▶ Task details
Please find all lines in the data that hold the string "учреждений" and copy them.

--- START OF Supplied material ---

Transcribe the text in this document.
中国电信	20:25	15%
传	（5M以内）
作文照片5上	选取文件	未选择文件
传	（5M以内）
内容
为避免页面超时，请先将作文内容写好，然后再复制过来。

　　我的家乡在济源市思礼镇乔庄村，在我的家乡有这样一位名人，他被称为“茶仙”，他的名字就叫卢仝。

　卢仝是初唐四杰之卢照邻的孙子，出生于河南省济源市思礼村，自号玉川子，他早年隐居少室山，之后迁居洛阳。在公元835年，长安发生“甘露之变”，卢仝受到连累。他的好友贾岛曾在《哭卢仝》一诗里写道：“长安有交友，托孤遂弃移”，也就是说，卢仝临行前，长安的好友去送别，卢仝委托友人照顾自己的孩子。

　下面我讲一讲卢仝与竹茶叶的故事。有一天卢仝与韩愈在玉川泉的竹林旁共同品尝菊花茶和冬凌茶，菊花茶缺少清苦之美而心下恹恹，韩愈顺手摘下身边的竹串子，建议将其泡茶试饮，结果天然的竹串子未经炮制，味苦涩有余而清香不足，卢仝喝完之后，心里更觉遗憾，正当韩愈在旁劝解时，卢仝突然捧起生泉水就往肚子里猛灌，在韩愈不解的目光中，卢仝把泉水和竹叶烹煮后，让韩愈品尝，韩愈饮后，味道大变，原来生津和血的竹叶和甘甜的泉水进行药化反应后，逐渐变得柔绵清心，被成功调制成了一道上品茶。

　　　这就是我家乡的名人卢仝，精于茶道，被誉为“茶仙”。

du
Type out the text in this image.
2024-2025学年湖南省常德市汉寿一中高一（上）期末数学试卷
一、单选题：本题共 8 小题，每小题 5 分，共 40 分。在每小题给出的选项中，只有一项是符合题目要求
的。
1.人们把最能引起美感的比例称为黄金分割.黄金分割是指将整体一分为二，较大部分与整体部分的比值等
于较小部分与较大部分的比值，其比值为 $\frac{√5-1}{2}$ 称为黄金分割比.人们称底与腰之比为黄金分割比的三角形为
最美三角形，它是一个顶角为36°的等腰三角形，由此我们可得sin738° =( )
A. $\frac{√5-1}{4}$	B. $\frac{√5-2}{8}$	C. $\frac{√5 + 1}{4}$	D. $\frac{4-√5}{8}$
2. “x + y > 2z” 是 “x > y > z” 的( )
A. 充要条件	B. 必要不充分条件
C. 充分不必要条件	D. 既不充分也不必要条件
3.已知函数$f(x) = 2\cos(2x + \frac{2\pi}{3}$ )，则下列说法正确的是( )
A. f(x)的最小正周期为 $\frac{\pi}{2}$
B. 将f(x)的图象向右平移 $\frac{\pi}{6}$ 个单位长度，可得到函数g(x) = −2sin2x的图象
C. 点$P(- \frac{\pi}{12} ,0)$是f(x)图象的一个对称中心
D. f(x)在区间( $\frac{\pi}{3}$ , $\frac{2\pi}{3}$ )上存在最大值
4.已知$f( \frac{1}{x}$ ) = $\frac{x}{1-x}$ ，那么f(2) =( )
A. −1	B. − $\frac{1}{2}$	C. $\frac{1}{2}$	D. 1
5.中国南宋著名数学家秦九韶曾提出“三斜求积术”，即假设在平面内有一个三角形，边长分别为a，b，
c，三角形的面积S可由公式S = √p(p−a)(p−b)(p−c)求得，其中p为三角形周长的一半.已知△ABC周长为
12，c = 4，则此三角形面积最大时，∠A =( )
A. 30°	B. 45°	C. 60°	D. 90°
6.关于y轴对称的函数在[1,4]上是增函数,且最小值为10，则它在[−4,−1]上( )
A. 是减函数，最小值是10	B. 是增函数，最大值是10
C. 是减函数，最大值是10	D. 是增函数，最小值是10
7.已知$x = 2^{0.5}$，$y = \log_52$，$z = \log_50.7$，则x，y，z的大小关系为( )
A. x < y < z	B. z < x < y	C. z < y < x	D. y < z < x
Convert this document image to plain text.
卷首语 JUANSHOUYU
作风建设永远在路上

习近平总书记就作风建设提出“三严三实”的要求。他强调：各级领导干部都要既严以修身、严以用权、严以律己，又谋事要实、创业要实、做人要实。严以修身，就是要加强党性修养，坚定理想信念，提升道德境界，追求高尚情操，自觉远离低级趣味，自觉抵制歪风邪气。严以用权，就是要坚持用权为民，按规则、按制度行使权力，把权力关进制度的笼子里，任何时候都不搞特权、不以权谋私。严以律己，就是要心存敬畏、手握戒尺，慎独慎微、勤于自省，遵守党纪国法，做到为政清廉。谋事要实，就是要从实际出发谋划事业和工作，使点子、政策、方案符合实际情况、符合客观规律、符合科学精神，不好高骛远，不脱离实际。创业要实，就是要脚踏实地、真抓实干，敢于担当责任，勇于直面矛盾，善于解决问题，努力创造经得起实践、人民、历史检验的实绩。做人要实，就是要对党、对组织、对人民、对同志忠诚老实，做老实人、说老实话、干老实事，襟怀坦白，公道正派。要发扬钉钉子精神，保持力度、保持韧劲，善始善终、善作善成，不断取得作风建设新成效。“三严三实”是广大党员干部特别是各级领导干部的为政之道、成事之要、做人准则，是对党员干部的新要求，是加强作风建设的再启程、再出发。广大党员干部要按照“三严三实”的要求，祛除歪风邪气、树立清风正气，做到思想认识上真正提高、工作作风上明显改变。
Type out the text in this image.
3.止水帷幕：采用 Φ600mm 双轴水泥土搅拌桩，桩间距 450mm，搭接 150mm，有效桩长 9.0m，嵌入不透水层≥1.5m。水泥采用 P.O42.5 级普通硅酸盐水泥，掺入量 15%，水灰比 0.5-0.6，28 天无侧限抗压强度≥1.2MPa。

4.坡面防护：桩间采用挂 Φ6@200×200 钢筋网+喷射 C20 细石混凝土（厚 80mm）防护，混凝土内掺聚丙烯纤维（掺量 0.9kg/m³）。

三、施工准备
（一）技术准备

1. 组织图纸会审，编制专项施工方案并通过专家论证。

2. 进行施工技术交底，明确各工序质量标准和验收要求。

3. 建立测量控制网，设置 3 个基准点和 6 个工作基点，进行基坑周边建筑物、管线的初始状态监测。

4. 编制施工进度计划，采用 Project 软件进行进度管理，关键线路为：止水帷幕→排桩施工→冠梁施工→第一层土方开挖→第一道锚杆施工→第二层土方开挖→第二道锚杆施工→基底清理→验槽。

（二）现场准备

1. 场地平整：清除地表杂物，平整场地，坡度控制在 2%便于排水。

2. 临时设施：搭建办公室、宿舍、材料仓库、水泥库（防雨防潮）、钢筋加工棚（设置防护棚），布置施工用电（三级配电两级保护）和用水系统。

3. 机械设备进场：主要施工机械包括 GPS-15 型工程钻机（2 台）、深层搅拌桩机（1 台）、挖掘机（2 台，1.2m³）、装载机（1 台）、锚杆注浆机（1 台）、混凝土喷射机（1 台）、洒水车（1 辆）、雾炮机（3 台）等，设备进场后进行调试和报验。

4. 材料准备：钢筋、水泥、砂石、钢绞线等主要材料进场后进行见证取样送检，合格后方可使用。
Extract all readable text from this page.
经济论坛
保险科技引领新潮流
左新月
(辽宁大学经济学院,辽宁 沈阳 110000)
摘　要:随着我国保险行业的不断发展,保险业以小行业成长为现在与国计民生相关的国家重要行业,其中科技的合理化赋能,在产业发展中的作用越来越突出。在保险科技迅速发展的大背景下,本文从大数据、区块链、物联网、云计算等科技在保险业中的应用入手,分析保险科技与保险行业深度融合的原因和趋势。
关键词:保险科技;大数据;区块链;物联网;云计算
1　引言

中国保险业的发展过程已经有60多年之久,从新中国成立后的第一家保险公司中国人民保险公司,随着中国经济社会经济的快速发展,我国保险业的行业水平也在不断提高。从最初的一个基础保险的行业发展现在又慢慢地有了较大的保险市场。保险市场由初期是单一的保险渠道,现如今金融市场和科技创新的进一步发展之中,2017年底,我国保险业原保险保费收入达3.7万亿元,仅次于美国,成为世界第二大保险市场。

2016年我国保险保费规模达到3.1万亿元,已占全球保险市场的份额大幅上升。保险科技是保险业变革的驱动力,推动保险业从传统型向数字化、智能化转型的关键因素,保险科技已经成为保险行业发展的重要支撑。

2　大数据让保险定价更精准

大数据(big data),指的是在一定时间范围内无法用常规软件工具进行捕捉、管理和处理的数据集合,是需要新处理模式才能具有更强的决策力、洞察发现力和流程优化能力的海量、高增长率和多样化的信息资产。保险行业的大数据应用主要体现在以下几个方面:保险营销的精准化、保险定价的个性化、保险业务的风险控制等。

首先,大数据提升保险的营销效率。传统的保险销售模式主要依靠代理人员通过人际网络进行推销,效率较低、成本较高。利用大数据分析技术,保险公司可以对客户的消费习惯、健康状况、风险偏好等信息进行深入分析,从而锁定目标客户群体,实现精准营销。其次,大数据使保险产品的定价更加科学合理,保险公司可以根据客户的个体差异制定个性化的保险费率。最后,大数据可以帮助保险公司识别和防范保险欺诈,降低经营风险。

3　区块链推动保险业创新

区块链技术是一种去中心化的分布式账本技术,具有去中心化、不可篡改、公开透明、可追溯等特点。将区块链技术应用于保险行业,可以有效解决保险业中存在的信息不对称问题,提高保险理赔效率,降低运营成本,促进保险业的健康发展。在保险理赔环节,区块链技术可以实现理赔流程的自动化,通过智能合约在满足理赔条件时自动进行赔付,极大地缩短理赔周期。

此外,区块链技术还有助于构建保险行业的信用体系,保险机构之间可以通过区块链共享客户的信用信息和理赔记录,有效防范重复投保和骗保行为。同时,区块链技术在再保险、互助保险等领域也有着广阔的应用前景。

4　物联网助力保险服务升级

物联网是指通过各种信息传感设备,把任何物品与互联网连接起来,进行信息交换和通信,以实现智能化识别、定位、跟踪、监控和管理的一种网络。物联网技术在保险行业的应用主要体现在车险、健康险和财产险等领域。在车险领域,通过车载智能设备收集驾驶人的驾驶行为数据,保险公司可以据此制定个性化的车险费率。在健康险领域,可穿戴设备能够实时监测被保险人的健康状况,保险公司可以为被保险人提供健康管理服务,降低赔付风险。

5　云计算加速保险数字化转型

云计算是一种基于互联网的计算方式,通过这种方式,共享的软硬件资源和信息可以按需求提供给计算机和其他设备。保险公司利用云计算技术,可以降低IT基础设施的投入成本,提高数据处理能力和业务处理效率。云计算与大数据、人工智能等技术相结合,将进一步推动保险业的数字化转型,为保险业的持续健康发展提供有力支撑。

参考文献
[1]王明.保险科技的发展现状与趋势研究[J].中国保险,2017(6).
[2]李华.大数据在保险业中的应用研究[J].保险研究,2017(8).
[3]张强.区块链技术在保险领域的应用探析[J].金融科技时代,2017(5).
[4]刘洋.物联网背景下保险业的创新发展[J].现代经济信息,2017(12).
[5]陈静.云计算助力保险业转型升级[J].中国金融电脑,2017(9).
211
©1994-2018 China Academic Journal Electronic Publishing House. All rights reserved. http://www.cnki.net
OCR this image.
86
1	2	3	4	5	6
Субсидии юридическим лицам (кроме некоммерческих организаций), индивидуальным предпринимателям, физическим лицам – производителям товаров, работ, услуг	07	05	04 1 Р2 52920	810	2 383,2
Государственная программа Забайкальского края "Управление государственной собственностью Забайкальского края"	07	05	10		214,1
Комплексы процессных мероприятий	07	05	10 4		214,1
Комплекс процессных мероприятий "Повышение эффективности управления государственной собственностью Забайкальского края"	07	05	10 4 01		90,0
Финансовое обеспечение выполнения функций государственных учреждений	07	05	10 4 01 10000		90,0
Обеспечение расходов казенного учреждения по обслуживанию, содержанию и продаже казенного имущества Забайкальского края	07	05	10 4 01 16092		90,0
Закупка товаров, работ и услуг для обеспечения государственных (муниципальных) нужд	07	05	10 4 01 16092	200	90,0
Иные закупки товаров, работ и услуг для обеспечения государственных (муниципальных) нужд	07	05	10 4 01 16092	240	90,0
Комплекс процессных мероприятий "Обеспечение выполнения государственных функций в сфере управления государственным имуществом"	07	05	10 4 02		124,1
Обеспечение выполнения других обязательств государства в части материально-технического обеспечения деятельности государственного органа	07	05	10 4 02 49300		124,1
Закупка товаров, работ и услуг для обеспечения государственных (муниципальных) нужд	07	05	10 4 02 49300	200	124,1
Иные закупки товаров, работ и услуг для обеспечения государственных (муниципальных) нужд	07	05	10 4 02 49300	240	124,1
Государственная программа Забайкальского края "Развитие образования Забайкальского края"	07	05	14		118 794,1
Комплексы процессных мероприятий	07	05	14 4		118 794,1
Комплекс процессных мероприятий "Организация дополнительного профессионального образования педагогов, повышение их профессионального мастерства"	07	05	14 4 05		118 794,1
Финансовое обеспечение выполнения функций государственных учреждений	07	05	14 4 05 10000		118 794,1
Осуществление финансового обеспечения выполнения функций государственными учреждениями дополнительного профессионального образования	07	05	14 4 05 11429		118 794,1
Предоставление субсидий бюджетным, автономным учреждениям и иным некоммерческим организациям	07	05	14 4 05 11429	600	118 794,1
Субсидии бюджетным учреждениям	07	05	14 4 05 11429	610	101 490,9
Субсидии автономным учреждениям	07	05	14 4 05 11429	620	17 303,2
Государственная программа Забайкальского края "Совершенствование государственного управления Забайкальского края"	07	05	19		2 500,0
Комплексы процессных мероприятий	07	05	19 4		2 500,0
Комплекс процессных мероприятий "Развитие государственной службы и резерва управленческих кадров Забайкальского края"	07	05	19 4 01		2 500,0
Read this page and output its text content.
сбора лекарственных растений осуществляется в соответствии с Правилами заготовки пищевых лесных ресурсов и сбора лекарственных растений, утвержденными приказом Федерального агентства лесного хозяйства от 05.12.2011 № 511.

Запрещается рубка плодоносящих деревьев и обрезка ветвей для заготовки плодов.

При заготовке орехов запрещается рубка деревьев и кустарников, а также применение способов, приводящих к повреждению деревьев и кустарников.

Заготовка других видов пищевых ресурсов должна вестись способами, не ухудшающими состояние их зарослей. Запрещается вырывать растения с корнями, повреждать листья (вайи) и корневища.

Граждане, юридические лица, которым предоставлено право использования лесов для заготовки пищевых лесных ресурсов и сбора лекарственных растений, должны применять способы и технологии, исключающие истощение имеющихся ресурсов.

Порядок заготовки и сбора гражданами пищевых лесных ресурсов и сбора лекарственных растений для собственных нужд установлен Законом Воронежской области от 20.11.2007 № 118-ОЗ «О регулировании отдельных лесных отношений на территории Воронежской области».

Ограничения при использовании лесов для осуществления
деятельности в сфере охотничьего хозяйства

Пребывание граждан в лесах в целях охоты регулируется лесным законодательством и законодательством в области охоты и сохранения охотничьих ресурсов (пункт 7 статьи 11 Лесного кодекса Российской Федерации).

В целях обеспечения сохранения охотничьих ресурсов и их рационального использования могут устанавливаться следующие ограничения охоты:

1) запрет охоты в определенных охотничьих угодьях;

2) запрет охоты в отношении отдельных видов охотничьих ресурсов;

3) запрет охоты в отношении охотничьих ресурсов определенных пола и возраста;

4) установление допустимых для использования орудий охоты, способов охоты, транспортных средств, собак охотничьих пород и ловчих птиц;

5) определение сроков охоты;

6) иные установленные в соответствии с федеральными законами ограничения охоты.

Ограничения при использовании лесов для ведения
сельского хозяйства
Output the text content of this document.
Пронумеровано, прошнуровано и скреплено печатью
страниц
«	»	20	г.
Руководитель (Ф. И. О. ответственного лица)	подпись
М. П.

--- END OF Supplied material ---

▶ Output below
Финансовое обеспечение выполнения функций государственных учреждений	07	05	10 4 01 10000		90,0
Финансовое обеспечение выполнения функций государственных учреждений	07	05	14 4 05 10000		118 794,1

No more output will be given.